> [Task statement]
Copy every line that mentions the word "title".

> [Provided information]
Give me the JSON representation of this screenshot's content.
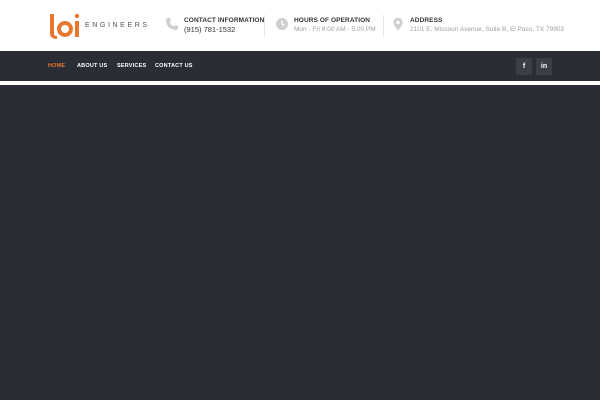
{
  "header": {
    "logo": {
      "mark": "loi",
      "wordmark": "ENGINEERS"
    },
    "contact": {
      "icon": "phone-icon",
      "title": "CONTACT INFORMATION",
      "value": "(915) 781-1532"
    },
    "hours": {
      "icon": "clock-icon",
      "title": "HOURS OF OPERATION",
      "value": "Mon - Fri 8:00 AM - 5:00 PM"
    },
    "address": {
      "icon": "map-pin-icon",
      "title": "ADDRESS",
      "value": "2101 E. Missouri Avenue, Suite B, El Paso, TX 79903"
    }
  },
  "nav": {
    "items": [
      {
        "label": "HOME",
        "active": true
      },
      {
        "label": "ABOUT US",
        "active": false
      },
      {
        "label": "SERVICES",
        "active": false
      },
      {
        "label": "CONTACT US",
        "active": false
      }
    ]
  },
  "social": [
    {
      "icon": "facebook-icon",
      "label": "f"
    },
    {
      "icon": "linkedin-icon",
      "label": "in"
    }
  ],
  "colors": {
    "accent": "#e8762c",
    "nav_bg": "#2a2d35",
    "header_bg": "#ffffff"
  }
}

> [Answer to the problem]
      "title": "CONTACT INFORMATION",
      "title": "HOURS OF OPERATION",
      "title": "ADDRESS",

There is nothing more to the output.